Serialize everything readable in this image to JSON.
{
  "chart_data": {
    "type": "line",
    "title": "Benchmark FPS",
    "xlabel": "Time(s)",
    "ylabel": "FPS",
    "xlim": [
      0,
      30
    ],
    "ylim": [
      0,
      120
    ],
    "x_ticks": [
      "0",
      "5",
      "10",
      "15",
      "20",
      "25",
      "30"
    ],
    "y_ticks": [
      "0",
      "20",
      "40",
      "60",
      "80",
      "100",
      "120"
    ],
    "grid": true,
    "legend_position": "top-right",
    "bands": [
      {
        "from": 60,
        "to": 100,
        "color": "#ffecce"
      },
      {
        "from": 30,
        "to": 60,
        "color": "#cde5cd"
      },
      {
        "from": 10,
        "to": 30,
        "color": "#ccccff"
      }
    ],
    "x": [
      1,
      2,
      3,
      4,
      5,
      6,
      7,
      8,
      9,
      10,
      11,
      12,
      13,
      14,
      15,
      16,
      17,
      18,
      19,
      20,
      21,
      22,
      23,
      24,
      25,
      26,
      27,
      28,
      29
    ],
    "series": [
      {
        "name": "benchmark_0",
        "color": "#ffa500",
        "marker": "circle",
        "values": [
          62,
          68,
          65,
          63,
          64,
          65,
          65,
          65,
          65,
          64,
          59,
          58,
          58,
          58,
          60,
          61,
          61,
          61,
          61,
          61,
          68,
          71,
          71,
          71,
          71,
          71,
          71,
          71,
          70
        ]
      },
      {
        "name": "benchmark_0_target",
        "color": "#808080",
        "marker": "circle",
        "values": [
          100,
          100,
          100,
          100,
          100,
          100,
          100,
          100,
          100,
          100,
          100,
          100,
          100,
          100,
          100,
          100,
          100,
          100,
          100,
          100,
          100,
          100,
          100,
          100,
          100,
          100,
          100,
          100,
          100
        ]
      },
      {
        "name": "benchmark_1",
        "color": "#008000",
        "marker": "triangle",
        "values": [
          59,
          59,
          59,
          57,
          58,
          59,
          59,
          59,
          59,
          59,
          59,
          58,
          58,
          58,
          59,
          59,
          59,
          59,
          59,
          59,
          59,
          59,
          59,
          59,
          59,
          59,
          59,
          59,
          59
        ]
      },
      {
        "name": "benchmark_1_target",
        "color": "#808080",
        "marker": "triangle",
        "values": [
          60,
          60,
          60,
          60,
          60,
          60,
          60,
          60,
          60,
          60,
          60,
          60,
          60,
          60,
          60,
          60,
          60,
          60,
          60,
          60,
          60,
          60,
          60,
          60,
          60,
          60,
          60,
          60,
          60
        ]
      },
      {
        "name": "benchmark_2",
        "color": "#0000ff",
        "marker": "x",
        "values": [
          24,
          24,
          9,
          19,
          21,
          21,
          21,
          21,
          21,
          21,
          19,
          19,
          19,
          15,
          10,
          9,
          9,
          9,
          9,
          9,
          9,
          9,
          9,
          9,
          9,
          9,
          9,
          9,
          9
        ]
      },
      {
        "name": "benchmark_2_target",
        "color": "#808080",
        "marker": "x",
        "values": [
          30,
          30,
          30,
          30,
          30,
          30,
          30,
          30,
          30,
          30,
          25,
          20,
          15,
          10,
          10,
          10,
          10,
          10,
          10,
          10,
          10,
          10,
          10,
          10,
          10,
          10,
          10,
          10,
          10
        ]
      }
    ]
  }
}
= = =
### Stated problem
Of all the lines above, how many contain "name"? Give the number and nothing more.

### Solution for this exercise
6